» **Work to do**
Return the entries below in their exact form, leaving the pictures out.

[Recorded data]

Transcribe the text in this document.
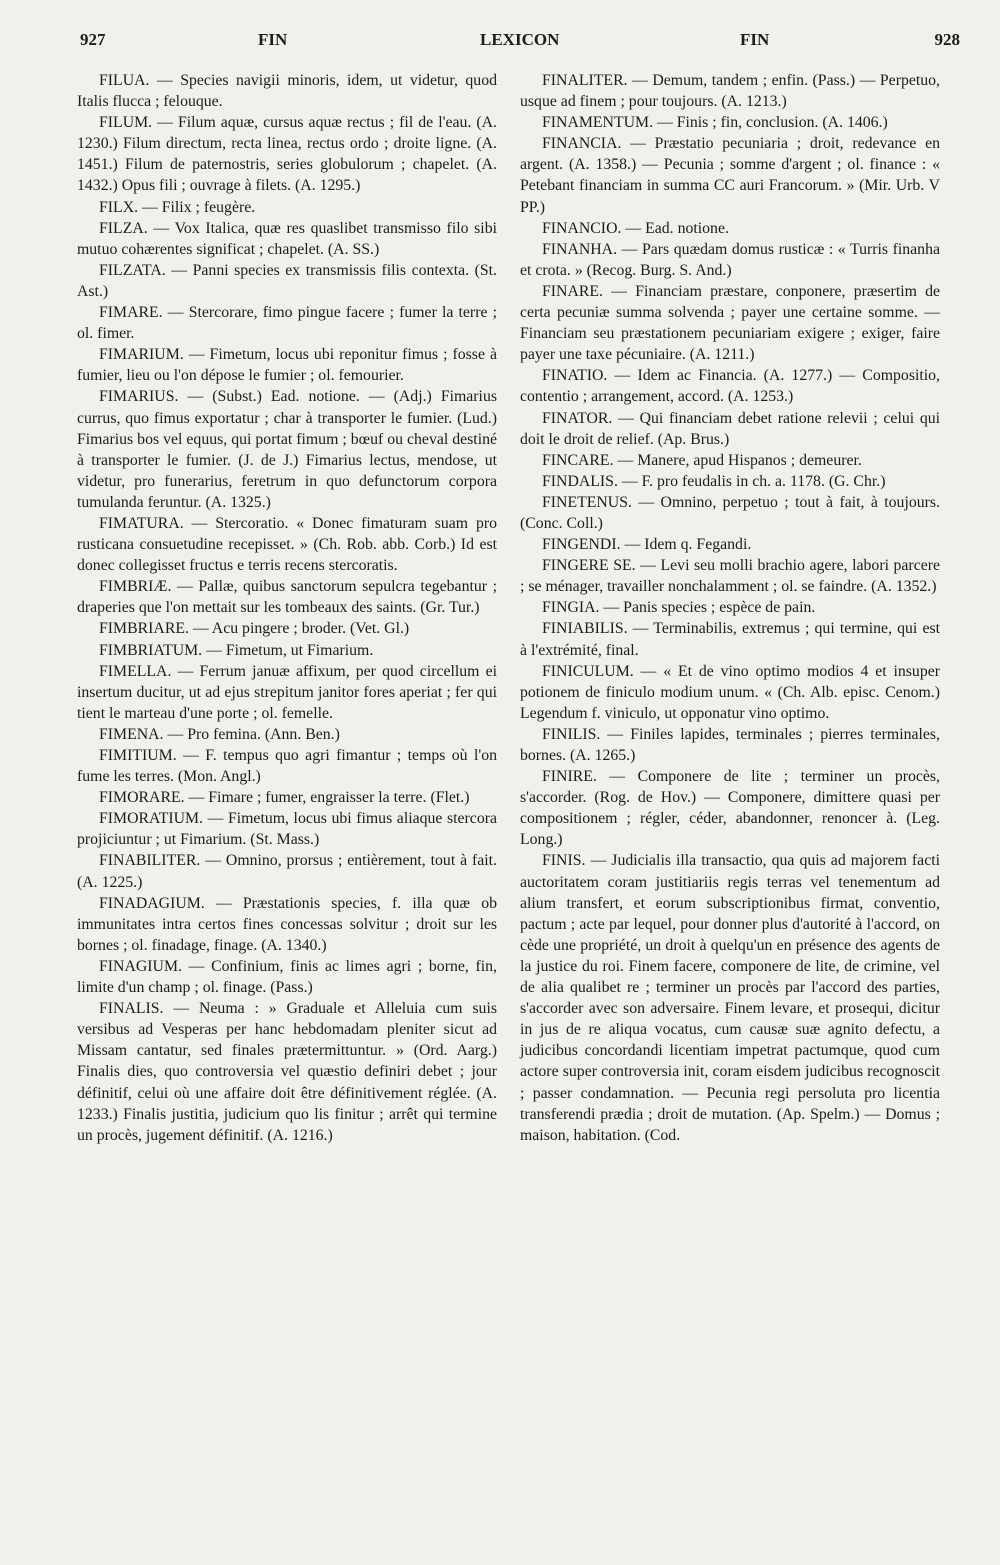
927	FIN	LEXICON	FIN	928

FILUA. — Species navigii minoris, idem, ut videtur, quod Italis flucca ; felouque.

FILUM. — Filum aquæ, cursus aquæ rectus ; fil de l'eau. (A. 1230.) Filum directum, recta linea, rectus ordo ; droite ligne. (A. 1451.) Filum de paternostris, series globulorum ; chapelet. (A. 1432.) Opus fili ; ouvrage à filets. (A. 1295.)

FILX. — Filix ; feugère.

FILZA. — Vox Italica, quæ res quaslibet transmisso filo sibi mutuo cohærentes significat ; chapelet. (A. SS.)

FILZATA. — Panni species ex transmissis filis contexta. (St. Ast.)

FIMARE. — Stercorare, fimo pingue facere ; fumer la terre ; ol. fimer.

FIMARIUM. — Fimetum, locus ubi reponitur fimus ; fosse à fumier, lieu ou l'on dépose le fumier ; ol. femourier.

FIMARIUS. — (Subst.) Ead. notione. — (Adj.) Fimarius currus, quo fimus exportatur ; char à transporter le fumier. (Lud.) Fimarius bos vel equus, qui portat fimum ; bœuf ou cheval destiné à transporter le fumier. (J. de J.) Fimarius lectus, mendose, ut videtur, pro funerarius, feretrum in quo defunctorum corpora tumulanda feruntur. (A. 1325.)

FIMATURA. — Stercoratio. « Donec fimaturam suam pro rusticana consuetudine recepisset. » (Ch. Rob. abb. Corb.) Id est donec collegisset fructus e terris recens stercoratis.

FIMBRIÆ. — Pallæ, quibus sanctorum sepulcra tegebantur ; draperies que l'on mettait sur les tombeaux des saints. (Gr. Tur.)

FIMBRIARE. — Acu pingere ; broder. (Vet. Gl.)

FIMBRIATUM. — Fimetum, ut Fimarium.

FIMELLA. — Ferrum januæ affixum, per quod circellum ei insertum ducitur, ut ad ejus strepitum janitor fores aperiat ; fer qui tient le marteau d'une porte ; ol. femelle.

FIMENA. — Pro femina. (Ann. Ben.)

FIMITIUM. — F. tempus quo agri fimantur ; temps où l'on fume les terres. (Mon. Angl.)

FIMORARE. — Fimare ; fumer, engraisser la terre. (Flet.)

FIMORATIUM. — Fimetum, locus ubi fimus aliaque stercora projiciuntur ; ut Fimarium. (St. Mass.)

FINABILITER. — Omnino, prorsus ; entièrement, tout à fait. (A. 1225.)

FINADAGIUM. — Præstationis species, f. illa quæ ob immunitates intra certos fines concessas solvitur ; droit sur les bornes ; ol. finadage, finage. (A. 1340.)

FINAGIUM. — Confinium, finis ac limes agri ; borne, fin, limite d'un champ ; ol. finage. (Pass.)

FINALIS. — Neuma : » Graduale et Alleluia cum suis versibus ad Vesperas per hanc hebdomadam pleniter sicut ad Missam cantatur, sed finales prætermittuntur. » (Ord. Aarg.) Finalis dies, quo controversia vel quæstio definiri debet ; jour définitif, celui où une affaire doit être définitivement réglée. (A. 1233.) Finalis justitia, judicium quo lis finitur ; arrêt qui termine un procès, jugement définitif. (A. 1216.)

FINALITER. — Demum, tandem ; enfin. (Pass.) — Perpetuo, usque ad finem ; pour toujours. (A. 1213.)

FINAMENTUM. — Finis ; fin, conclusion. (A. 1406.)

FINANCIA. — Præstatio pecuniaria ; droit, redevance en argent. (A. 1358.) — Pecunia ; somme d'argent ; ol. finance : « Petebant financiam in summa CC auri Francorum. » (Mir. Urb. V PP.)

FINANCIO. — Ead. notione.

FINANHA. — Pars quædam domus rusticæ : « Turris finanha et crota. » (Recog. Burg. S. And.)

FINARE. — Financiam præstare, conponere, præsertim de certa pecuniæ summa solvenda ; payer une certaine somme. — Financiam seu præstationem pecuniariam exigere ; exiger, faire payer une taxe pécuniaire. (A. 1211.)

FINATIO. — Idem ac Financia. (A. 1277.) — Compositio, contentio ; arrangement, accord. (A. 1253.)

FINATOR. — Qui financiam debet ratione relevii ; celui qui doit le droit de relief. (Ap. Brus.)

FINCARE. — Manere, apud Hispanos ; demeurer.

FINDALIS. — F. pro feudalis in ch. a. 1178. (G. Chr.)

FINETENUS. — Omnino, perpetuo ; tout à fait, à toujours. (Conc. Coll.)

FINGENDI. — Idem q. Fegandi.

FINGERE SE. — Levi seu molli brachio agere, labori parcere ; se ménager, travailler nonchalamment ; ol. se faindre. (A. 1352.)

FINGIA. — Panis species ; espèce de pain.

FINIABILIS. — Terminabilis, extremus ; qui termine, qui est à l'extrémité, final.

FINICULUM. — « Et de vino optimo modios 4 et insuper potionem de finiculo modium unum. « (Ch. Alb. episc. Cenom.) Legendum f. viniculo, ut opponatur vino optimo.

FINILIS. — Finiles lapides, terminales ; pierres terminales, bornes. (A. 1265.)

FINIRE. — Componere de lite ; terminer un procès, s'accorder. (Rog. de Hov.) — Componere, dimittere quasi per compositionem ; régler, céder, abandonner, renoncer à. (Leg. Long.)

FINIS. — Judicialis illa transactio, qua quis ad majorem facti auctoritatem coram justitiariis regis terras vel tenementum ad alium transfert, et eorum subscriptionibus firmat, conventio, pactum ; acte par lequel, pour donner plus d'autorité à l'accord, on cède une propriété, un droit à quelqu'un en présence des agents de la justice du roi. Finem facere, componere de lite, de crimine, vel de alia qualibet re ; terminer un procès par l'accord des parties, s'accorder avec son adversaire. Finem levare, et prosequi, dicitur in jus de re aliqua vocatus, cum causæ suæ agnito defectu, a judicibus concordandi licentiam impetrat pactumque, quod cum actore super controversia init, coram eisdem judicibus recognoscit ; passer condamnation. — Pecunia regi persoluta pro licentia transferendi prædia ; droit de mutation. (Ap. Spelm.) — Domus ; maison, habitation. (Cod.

» **Answer in full**
Transcribe the text in this document.
927	FIN	LEXICON	FIN	928

FILUA. — Species navigii minoris, idem, ut videtur, quod Italis flucca ; felouque.

FILUM. — Filum aquæ, cursus aquæ rectus ; fil de l'eau. (A. 1230.) Filum directum, recta linea, rectus ordo ; droite ligne. (A. 1451.) Filum de paternostris, series globulorum ; chapelet. (A. 1432.) Opus fili ; ouvrage à filets. (A. 1295.)

FILX. — Filix ; feugère.

FILZA. — Vox Italica, quæ res quaslibet transmisso filo sibi mutuo cohærentes significat ; chapelet. (A. SS.)

FILZATA. — Panni species ex transmissis filis contexta. (St. Ast.)

FIMARE. — Stercorare, fimo pingue facere ; fumer la terre ; ol. fimer.

FIMARIUM. — Fimetum, locus ubi reponitur fimus ; fosse à fumier, lieu ou l'on dépose le fumier ; ol. femourier.

FIMARIUS. — (Subst.) Ead. notione. — (Adj.) Fimarius currus, quo fimus exportatur ; char à transporter le fumier. (Lud.) Fimarius bos vel equus, qui portat fimum ; bœuf ou cheval destiné à transporter le fumier. (J. de J.) Fimarius lectus, mendose, ut videtur, pro funerarius, feretrum in quo defunctorum corpora tumulanda feruntur. (A. 1325.)

FIMATURA. — Stercoratio. « Donec fimaturam suam pro rusticana consuetudine recepisset. » (Ch. Rob. abb. Corb.) Id est donec collegisset fructus e terris recens stercoratis.

FIMBRIÆ. — Pallæ, quibus sanctorum sepulcra tegebantur ; draperies que l'on mettait sur les tombeaux des saints. (Gr. Tur.)

FIMBRIARE. — Acu pingere ; broder. (Vet. Gl.)

FIMBRIATUM. — Fimetum, ut Fimarium.

FIMELLA. — Ferrum januæ affixum, per quod circellum ei insertum ducitur, ut ad ejus strepitum janitor fores aperiat ; fer qui tient le marteau d'une porte ; ol. femelle.

FIMENA. — Pro femina. (Ann. Ben.)

FIMITIUM. — F. tempus quo agri fimantur ; temps où l'on fume les terres. (Mon. Angl.)

FIMORARE. — Fimare ; fumer, engraisser la terre. (Flet.)

FIMORATIUM. — Fimetum, locus ubi fimus aliaque stercora projiciuntur ; ut Fimarium. (St. Mass.)

FINABILITER. — Omnino, prorsus ; entièrement, tout à fait. (A. 1225.)

FINADAGIUM. — Præstationis species, f. illa quæ ob immunitates intra certos fines concessas solvitur ; droit sur les bornes ; ol. finadage, finage. (A. 1340.)

FINAGIUM. — Confinium, finis ac limes agri ; borne, fin, limite d'un champ ; ol. finage. (Pass.)

FINALIS. — Neuma : » Graduale et Alleluia cum suis versibus ad Vesperas per hanc hebdomadam pleniter sicut ad Missam cantatur, sed finales prætermittuntur. » (Ord. Aarg.) Finalis dies, quo controversia vel quæstio definiri debet ; jour définitif, celui où une affaire doit être définitivement réglée. (A. 1233.) Finalis justitia, judicium quo lis finitur ; arrêt qui termine un procès, jugement définitif. (A. 1216.)

FINALITER. — Demum, tandem ; enfin. (Pass.) — Perpetuo, usque ad finem ; pour toujours. (A. 1213.)

FINAMENTUM. — Finis ; fin, conclusion. (A. 1406.)

FINANCIA. — Præstatio pecuniaria ; droit, redevance en argent. (A. 1358.) — Pecunia ; somme d'argent ; ol. finance : « Petebant financiam in summa CC auri Francorum. » (Mir. Urb. V PP.)

FINANCIO. — Ead. notione.

FINANHA. — Pars quædam domus rusticæ : « Turris finanha et crota. » (Recog. Burg. S. And.)

FINARE. — Financiam præstare, conponere, præsertim de certa pecuniæ summa solvenda ; payer une certaine somme. — Financiam seu præstationem pecuniariam exigere ; exiger, faire payer une taxe pécuniaire. (A. 1211.)

FINATIO. — Idem ac Financia. (A. 1277.) — Compositio, contentio ; arrangement, accord. (A. 1253.)

FINATOR. — Qui financiam debet ratione relevii ; celui qui doit le droit de relief. (Ap. Brus.)

FINCARE. — Manere, apud Hispanos ; demeurer.

FINDALIS. — F. pro feudalis in ch. a. 1178. (G. Chr.)

FINETENUS. — Omnino, perpetuo ; tout à fait, à toujours. (Conc. Coll.)

FINGENDI. — Idem q. Fegandi.

FINGERE SE. — Levi seu molli brachio agere, labori parcere ; se ménager, travailler nonchalamment ; ol. se faindre. (A. 1352.)

FINGIA. — Panis species ; espèce de pain.

FINIABILIS. — Terminabilis, extremus ; qui termine, qui est à l'extrémité, final.

FINICULUM. — « Et de vino optimo modios 4 et insuper potionem de finiculo modium unum. « (Ch. Alb. episc. Cenom.) Legendum f. viniculo, ut opponatur vino optimo.

FINILIS. — Finiles lapides, terminales ; pierres terminales, bornes. (A. 1265.)

FINIRE. — Componere de lite ; terminer un procès, s'accorder. (Rog. de Hov.) — Componere, dimittere quasi per compositionem ; régler, céder, abandonner, renoncer à. (Leg. Long.)

FINIS. — Judicialis illa transactio, qua quis ad majorem facti auctoritatem coram justitiariis regis terras vel tenementum ad alium transfert, et eorum subscriptionibus firmat, conventio, pactum ; acte par lequel, pour donner plus d'autorité à l'accord, on cède une propriété, un droit à quelqu'un en présence des agents de la justice du roi. Finem facere, componere de lite, de crimine, vel de alia qualibet re ; terminer un procès par l'accord des parties, s'accorder avec son adversaire. Finem levare, et prosequi, dicitur in jus de re aliqua vocatus, cum causæ suæ agnito defectu, a judicibus concordandi licentiam impetrat pactumque, quod cum actore super controversia init, coram eisdem judicibus recognoscit ; passer condamnation. — Pecunia regi persoluta pro licentia transferendi prædia ; droit de mutation. (Ap. Spelm.) — Domus ; maison, habitation. (Cod.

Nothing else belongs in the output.